_GOAL_. Count how many lines of the data below contain the string "tunnuslukuja"; the reply should be that number alone.

— start SUPPLIED DATA —

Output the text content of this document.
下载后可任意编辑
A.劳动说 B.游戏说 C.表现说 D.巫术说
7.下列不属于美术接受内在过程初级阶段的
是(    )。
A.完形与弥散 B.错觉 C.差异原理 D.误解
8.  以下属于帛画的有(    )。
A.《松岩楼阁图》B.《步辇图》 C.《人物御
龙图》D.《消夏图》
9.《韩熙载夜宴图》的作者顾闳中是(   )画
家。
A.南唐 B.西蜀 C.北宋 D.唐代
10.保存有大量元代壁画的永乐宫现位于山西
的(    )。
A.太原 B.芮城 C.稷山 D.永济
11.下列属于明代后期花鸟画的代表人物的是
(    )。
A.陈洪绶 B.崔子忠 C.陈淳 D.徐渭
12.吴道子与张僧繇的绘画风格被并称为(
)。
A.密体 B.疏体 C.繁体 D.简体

— end SUPPLIED DATA —
— start SUPPLIED DATA —

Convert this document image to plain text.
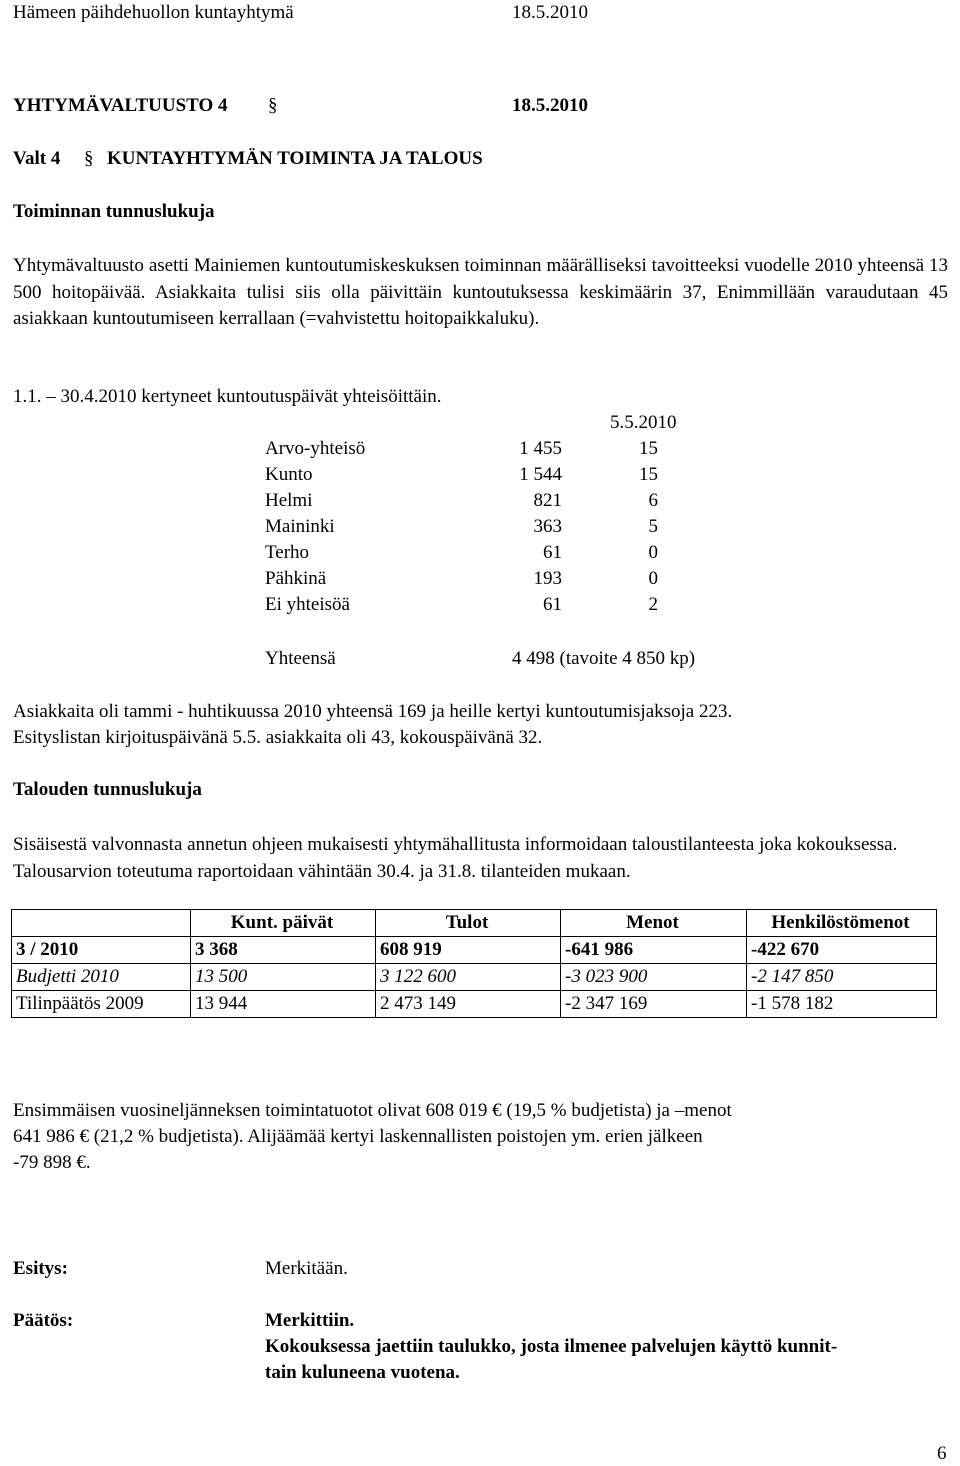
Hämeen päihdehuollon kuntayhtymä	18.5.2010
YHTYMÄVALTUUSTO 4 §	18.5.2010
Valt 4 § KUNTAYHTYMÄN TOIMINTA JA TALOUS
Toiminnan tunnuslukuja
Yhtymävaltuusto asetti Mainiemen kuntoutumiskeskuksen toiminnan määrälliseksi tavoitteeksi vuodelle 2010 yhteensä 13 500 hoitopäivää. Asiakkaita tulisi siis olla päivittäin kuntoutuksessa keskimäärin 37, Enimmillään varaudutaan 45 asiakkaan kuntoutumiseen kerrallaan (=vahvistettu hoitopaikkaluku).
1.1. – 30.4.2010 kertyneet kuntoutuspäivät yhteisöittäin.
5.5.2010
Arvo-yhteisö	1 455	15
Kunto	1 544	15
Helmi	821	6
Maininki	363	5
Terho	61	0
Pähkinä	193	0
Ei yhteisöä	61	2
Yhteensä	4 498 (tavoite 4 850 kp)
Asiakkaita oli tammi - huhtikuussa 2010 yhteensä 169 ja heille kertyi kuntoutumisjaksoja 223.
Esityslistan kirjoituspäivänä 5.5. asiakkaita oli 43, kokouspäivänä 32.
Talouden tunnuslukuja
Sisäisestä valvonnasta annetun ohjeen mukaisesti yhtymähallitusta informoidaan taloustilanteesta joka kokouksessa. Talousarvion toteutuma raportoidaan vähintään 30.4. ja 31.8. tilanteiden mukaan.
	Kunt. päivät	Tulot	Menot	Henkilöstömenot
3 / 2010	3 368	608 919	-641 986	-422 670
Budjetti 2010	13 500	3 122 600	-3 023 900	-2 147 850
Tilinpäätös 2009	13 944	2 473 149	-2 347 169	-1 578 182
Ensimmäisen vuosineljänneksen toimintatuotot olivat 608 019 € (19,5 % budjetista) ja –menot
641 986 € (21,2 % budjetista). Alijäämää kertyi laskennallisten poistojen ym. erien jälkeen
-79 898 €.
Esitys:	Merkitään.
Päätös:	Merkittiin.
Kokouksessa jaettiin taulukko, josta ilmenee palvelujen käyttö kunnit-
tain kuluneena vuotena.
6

— end SUPPLIED DATA —

_ANSWER TO THE EXERCISE_. 2